Find each line containing the string "type". Copy it.
───
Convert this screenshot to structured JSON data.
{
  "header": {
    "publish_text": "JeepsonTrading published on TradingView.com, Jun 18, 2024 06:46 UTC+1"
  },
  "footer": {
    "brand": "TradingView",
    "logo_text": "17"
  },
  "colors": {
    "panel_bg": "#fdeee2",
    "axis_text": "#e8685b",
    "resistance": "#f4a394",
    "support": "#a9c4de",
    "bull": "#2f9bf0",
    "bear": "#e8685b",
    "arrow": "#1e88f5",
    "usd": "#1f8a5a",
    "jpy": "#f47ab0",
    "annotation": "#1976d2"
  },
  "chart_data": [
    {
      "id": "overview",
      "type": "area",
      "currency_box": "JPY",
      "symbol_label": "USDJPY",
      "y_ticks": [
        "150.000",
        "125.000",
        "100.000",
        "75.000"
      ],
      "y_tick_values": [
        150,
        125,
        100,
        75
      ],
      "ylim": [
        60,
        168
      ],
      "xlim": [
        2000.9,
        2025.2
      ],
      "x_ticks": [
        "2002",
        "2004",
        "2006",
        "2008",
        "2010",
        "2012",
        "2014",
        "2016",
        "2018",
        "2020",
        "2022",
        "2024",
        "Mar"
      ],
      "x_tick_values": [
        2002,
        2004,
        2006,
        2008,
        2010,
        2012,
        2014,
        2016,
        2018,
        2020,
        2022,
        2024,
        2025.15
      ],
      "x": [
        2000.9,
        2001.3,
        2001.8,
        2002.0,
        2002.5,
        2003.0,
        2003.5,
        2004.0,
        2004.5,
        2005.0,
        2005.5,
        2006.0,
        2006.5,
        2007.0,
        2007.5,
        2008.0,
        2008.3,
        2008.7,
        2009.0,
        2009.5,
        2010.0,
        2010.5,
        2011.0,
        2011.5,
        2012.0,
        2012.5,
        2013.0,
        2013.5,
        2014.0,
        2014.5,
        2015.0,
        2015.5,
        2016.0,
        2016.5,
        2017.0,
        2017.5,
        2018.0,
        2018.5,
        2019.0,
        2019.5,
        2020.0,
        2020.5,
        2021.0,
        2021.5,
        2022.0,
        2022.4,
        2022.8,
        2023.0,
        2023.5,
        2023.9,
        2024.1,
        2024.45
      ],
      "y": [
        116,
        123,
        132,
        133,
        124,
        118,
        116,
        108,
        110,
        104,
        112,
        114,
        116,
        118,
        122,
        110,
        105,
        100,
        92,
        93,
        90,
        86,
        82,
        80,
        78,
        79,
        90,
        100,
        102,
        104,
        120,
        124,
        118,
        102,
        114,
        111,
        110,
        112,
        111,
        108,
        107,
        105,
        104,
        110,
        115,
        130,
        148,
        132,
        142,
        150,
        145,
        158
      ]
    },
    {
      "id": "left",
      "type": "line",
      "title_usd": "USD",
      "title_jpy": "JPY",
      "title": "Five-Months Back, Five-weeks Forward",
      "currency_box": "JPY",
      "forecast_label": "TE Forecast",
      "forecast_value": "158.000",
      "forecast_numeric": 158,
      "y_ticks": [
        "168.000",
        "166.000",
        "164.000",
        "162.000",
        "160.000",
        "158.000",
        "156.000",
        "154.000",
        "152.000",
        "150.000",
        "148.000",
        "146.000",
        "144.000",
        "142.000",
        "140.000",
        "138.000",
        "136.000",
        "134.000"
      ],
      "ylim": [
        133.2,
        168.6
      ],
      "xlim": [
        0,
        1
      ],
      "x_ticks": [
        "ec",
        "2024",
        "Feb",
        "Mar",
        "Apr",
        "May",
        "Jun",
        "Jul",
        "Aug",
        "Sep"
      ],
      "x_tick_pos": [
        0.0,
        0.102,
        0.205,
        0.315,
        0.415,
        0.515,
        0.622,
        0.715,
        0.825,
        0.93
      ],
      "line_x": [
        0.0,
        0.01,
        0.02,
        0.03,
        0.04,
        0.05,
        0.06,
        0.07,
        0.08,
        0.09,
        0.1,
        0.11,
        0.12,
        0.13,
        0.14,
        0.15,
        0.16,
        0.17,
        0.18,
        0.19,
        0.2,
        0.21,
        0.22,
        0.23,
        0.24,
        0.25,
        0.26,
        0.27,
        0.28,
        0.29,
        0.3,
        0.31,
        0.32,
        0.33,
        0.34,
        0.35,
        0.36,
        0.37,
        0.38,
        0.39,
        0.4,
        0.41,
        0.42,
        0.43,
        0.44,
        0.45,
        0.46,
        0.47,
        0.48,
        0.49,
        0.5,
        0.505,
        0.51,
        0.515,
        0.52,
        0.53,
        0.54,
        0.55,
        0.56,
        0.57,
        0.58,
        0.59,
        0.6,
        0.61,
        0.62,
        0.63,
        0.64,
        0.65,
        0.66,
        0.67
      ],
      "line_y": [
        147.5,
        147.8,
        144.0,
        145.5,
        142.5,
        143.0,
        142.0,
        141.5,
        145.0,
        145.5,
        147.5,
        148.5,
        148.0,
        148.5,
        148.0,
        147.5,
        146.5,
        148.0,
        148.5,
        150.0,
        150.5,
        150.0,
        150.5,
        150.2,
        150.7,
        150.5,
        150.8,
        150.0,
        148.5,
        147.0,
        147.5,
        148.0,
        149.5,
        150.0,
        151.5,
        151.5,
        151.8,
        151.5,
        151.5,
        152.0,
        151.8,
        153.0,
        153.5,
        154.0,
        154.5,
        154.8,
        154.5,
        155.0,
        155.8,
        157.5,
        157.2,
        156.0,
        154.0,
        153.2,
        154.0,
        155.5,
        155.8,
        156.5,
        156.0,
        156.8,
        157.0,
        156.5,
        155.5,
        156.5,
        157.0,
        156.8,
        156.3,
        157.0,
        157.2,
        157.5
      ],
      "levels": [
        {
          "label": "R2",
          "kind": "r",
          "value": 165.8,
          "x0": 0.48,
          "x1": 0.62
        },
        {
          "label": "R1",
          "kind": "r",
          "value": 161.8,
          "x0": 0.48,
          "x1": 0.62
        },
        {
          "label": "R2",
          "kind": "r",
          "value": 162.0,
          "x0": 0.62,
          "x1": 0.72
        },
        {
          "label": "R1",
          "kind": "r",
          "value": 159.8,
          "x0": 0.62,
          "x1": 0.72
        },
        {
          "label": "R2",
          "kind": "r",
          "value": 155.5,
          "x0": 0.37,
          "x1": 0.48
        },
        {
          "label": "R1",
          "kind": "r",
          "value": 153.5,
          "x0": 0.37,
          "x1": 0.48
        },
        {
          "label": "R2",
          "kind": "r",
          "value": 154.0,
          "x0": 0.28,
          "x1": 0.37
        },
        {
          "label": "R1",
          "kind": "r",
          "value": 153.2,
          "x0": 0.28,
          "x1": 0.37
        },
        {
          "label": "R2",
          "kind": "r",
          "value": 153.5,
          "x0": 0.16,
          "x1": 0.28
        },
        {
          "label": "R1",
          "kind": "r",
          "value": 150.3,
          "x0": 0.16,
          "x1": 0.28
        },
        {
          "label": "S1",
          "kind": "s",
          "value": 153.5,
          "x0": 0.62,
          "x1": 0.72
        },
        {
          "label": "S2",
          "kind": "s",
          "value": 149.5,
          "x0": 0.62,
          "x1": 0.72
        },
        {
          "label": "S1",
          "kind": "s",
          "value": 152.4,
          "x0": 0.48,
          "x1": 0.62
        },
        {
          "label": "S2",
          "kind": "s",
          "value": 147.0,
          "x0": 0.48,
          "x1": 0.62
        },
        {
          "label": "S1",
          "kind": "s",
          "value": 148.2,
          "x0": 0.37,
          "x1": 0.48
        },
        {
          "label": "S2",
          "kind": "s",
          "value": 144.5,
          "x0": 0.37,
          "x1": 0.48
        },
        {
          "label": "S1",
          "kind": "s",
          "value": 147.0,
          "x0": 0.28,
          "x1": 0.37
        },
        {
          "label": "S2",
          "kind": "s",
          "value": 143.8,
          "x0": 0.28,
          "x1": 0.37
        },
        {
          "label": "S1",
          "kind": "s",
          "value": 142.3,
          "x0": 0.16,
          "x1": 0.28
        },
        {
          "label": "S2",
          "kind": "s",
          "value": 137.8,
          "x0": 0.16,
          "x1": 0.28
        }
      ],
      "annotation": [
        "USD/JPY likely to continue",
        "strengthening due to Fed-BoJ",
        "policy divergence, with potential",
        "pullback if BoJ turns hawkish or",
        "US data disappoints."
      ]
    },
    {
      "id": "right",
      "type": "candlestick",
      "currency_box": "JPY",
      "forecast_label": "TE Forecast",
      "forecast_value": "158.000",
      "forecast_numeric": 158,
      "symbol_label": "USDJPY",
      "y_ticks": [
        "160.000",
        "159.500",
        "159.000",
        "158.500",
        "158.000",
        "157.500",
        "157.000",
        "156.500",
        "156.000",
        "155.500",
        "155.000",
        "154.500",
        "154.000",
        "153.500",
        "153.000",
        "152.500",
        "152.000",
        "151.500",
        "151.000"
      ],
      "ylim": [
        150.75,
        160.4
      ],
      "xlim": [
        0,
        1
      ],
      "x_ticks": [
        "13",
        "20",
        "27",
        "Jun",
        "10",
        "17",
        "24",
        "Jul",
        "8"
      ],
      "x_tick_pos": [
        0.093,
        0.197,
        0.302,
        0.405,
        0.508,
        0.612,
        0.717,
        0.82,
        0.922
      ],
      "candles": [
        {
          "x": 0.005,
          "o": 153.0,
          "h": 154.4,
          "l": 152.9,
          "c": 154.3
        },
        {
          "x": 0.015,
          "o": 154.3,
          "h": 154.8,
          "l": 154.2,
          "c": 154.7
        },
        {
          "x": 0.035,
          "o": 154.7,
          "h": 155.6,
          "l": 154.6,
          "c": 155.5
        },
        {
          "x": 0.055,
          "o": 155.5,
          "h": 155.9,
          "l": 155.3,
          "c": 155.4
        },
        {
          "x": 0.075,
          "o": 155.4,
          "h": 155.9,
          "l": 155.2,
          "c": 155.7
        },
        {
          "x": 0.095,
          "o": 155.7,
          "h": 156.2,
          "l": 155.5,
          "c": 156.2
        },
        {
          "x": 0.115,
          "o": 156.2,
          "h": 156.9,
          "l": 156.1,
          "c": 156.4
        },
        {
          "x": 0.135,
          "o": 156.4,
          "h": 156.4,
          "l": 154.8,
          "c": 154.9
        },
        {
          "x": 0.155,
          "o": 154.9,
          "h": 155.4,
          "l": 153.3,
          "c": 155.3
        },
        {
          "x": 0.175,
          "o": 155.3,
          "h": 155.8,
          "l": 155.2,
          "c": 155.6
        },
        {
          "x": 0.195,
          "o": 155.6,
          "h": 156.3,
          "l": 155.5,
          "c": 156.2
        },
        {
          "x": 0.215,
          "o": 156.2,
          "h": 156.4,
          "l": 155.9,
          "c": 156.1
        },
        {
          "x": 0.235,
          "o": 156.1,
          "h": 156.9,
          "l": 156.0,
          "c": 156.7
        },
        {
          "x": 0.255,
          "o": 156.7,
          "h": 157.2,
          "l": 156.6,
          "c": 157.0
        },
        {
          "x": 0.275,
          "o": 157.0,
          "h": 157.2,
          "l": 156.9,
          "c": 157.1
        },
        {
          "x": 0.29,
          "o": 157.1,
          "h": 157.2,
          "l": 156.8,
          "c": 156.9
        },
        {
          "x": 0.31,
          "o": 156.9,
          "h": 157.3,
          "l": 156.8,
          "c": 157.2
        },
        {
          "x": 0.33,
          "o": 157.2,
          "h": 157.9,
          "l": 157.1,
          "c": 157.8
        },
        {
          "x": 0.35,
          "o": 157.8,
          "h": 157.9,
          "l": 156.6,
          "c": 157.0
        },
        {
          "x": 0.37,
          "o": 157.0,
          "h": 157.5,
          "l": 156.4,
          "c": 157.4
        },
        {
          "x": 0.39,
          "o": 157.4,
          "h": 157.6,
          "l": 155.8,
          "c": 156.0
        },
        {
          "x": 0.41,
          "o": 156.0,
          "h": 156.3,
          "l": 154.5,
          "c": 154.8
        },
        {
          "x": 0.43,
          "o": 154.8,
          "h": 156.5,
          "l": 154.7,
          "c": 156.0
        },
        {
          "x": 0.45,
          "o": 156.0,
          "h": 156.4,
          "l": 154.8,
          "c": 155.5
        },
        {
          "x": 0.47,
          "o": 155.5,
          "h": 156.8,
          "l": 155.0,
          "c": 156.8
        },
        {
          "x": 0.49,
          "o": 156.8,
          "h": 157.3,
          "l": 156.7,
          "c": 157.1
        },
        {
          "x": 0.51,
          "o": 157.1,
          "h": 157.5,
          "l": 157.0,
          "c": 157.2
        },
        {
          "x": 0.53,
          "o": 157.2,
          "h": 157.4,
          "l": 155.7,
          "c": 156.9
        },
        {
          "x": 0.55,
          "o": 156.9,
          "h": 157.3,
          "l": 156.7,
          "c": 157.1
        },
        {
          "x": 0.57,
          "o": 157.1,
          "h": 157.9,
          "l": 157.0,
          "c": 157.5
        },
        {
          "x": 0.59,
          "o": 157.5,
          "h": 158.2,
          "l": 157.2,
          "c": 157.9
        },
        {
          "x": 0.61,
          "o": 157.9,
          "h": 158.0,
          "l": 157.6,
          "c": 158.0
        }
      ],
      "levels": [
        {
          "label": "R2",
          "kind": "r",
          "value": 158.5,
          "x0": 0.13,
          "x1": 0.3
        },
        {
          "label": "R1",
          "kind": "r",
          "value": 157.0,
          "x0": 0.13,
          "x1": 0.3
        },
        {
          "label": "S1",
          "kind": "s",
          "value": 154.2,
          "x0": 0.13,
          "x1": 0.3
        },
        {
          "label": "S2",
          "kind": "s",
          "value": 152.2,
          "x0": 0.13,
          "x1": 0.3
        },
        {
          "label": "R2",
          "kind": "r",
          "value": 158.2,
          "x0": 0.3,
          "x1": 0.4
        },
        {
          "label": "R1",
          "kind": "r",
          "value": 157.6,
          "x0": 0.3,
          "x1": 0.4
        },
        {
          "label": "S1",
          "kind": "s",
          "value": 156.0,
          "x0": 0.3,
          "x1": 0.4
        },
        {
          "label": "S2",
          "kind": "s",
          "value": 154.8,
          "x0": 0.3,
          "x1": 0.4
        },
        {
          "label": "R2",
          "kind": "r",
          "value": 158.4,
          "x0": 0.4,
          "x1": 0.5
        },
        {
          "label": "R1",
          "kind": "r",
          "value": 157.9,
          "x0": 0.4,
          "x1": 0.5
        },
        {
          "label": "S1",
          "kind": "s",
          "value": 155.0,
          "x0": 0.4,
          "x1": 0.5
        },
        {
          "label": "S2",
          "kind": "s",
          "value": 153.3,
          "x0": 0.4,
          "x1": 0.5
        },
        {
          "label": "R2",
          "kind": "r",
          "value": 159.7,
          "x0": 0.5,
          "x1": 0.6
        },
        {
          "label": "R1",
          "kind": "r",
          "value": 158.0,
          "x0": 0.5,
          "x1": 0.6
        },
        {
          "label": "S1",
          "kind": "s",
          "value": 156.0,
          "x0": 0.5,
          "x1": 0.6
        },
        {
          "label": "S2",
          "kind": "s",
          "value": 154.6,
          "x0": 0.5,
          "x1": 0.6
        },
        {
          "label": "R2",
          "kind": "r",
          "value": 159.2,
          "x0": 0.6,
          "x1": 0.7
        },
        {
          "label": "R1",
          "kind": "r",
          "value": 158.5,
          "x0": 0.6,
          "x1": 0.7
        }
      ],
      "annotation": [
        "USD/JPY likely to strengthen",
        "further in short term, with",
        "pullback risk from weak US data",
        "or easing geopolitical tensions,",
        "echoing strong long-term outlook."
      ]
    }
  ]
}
───
• COMPLETE RESPONSE:
      "type": "area",
      "type": "line",
      "type": "candlestick",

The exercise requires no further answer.